▶ Problem
Gather all lines in the data that hold the string "Middle".

▶ Records supplied
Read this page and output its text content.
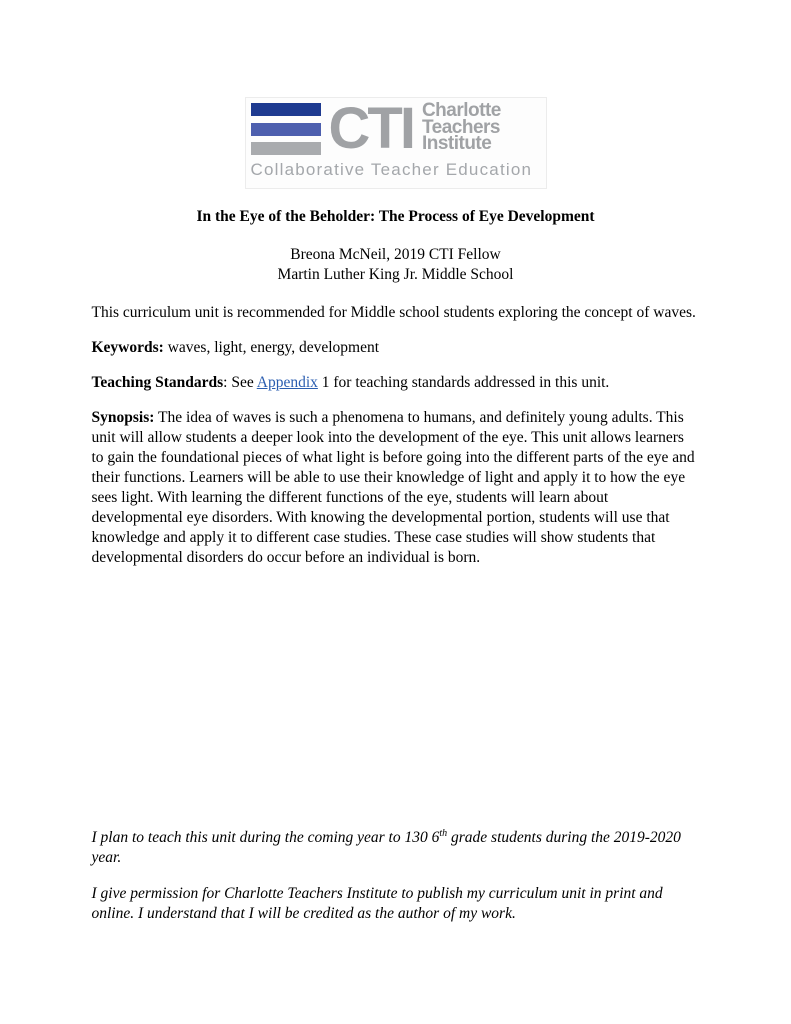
CTI Charlotte
Teachers
Institute
Collaborative Teacher Education
In the Eye of the Beholder: The Process of Eye Development
Breona McNeil, 2019 CTI Fellow
Martin Luther King Jr. Middle School

This curriculum unit is recommended for Middle school students exploring the concept of waves.

Keywords: waves, light, energy, development

Teaching Standards: See Appendix 1 for teaching standards addressed in this unit.

Synopsis: The idea of waves is such a phenomena to humans, and definitely young adults. This unit will allow students a deeper look into the development of the eye. This unit allows learners to gain the foundational pieces of what light is before going into the different parts of the eye and their functions. Learners will be able to use their knowledge of light and apply it to how the eye sees light. With learning the different functions of the eye, students will learn about developmental eye disorders. With knowing the developmental portion, students will use that knowledge and apply it to different case studies. These case studies will show students that developmental disorders do occur before an individual is born.

I plan to teach this unit during the coming year to 130 6th grade students during the 2019-2020 year.

I give permission for Charlotte Teachers Institute to publish my curriculum unit in print and online. I understand that I will be credited as the author of my work.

▶ Solved problem
Martin Luther King Jr. Middle School
This curriculum unit is recommended for Middle school students exploring the concept of waves.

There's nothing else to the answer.